QUOTED TEXT:
++++++
Woo Hoo. I went to South Korea and then to the DMZ.

At one point I was about 150 meters away from North Korea.


I didn't tell my family where I was going before I went because they are the "no reason to worry, but let's worry anyway" faction. They would definitely worry about me going to South Korea and getting that close to NK. Even though I am 32 and a big boy, they would worry.

The original plan was to come back from Thailand and go to Tokyo for a few days then to Kyoto and Osaka. But I added up the cost and it would be over $400 in transportation alone to get down that far, not including hotels and what not. So then I found a deal to fly to SK and hotel AND a tour guide to pick us up at the airport and show us around a bit for about $350, so we did that. Plus it left from Sendai which is a $15 bus ride from Fukushima, as opposed to Narita in Tokyo which is at least a $120 trip.

Inside Sendai International Airport Outside of Seoul International Airport


We took off from the small 4 gate airport in Sendai. It was architecturally very interesting. The flight there was 2.5 hours on a new Asiana airline which was very nice. We arrived and were greeted by a Korean lady who didn't speak English so we communicated in Japanese with her, oddly. She had a van pick us up and take us to a shopping area where we bought a few small trinkets. Then we went to the hotel to drop off our bags and relax for about 15 minutes.

Then we met in the lobby and she drove us to a Korean bar / restaurant where we had an interesting feast. The first part was just meat thrown on the grill and then chopped up.

This part was just tasty, not so much interesting. The part that was interesting was the next course. It was raw octopus. Not so bad, I have had that before. But this was so raw I think they whacked off the legs in the kitchen. They were still moving. When I say moving, I mean going to town. I have a video, but I can't upload it since the web host has banned all videos. I tried to pick up one and it grabbed the plate and wouldn't let go. So then I had to eat it or wimp out. Here is a still shot of the plate.

Remember they are wiggling around like a bucket of fishing worms. In the sauce, when I was able to dip them and them not hang on, they were quite tasty.

The next day, I had arranged a tour of the DMZ, De-Militarized Zone, the world's most heavily guarded border which separates North and South Korea. They signed a cease fire, but they war never actually ended, so technically they are still at war. The bus picked us up at our hotel and then picked up several other people and drove us to a big bus place near the border. We waited a few minutes and took pictures of the area. Here they are:

The bell of peace. The freedom bridge.

There is a guard in the booth and a sign near me that said no pictures, so I waited till he walked around the other side.

A sign post showing the way around the area. A shrine of some sorts about something.
++++++
GIVEN TASK:
Update the travel account's passage that begins at the words "Woo Hoo. I went" and stops after "a $120 trip.", replacing "SK" with "South Korea".

INFORMATION SUPPLIED:
++++++
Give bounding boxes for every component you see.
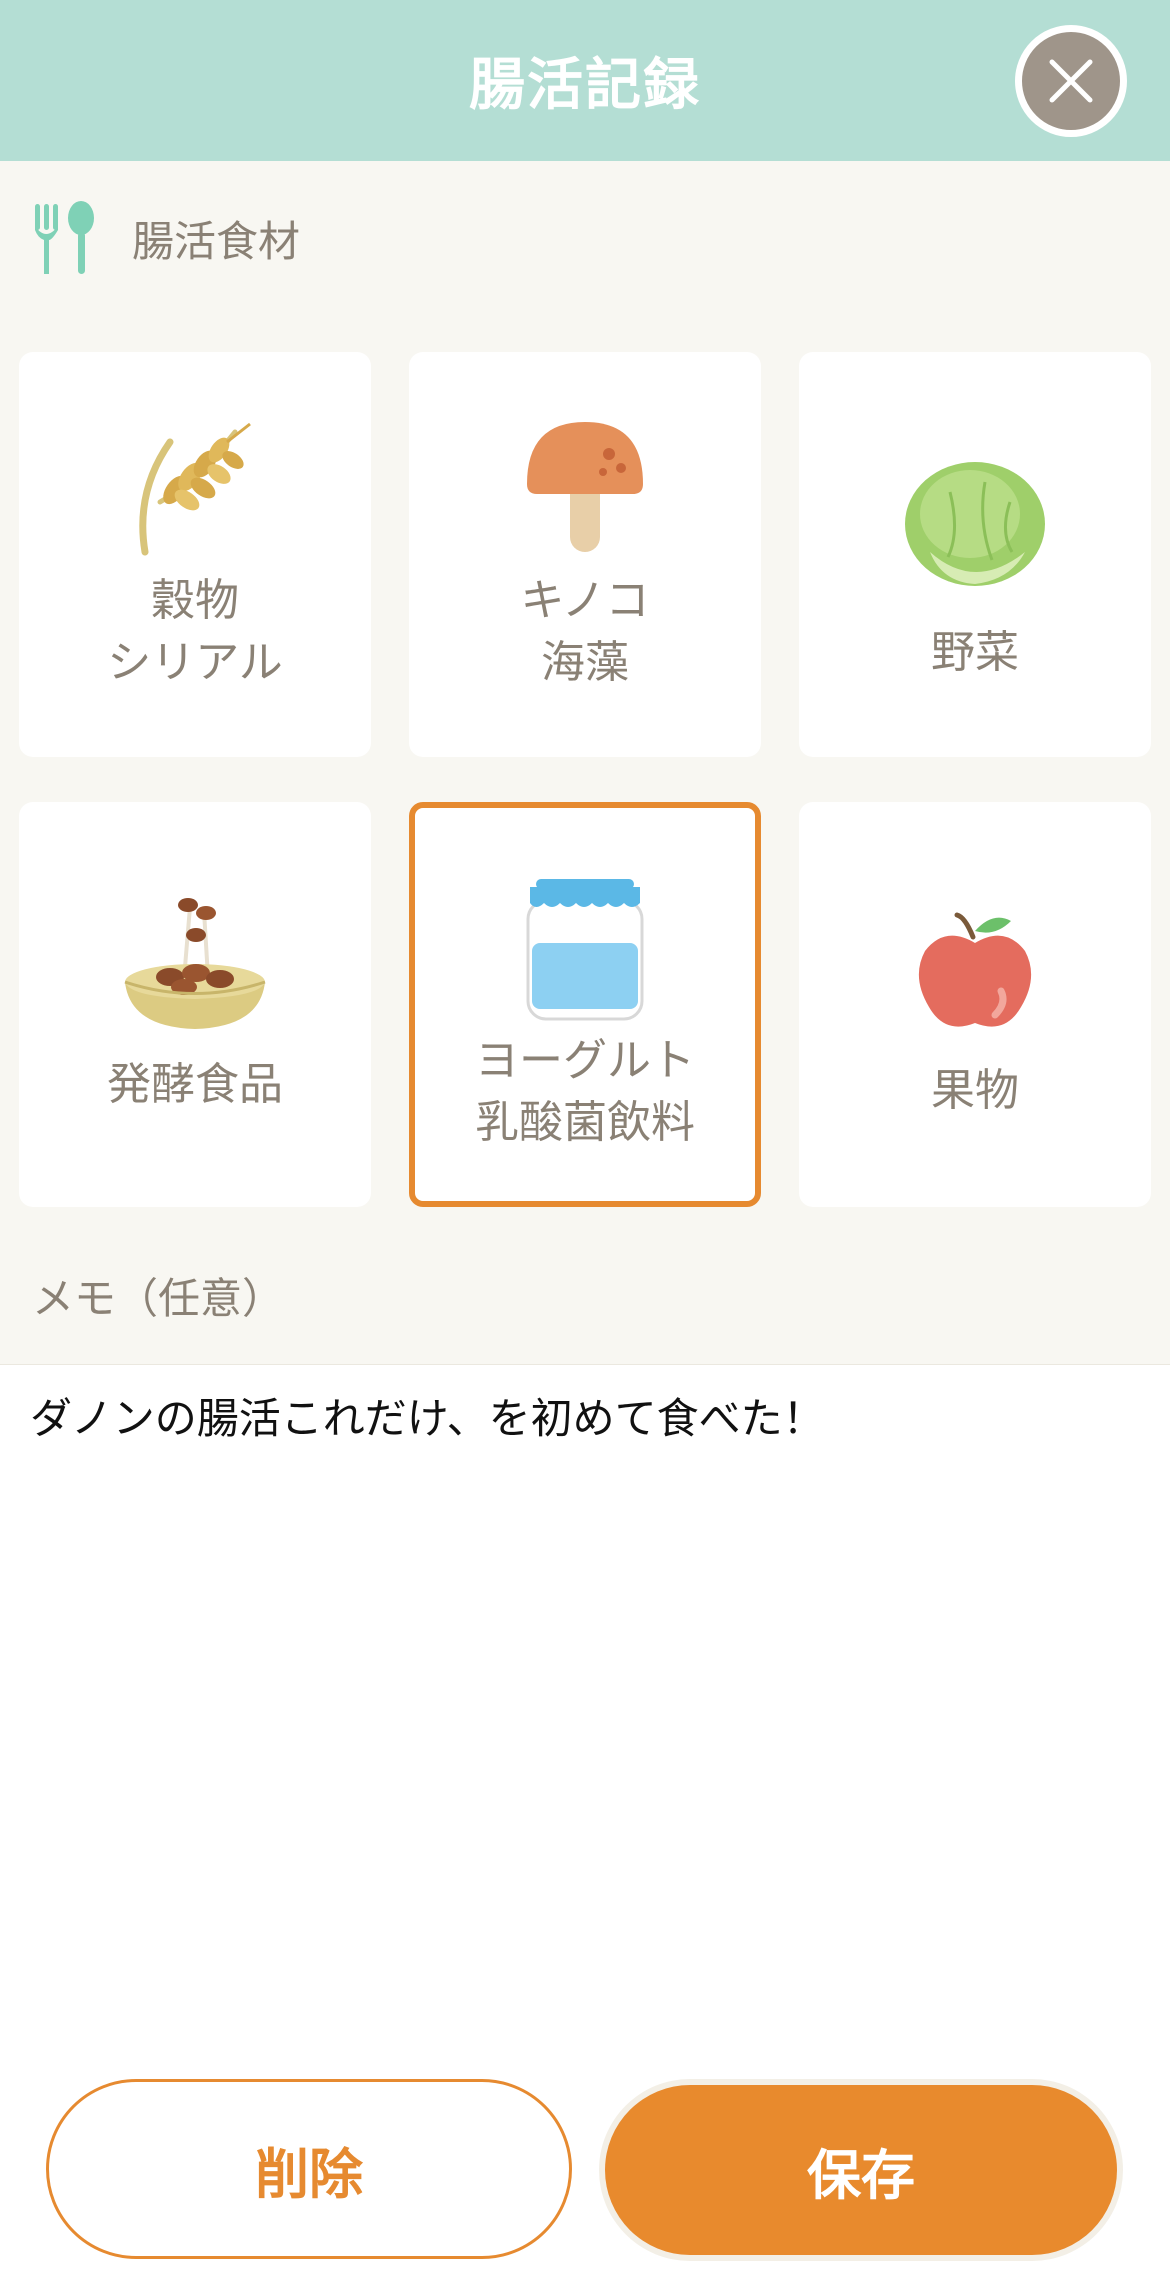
++++++
SOLUTION:
Woo Hoo. I went to South Korea and then to the DMZ.

At one point I was about 150 meters away from North Korea.


I didn't tell my family where I was going before I went because they are the "no reason to worry, but let's worry anyway" faction. They would definitely worry about me going to South Korea and getting that close to NK. Even though I am 32 and a big boy, they would worry.

The original plan was to come back from Thailand and go to Tokyo for a few days then to Kyoto and Osaka. But I added up the cost and it would be over $400 in transportation alone to get down that far, not including hotels and what not. So then I found a deal to fly to South Korea and hotel AND a tour guide to pick us up at the airport and show us around a bit for about $350, so we did that. Plus it left from Sendai which is a $15 bus ride from Fukushima, as opposed to Narita in Tokyo which is at least a $120 trip.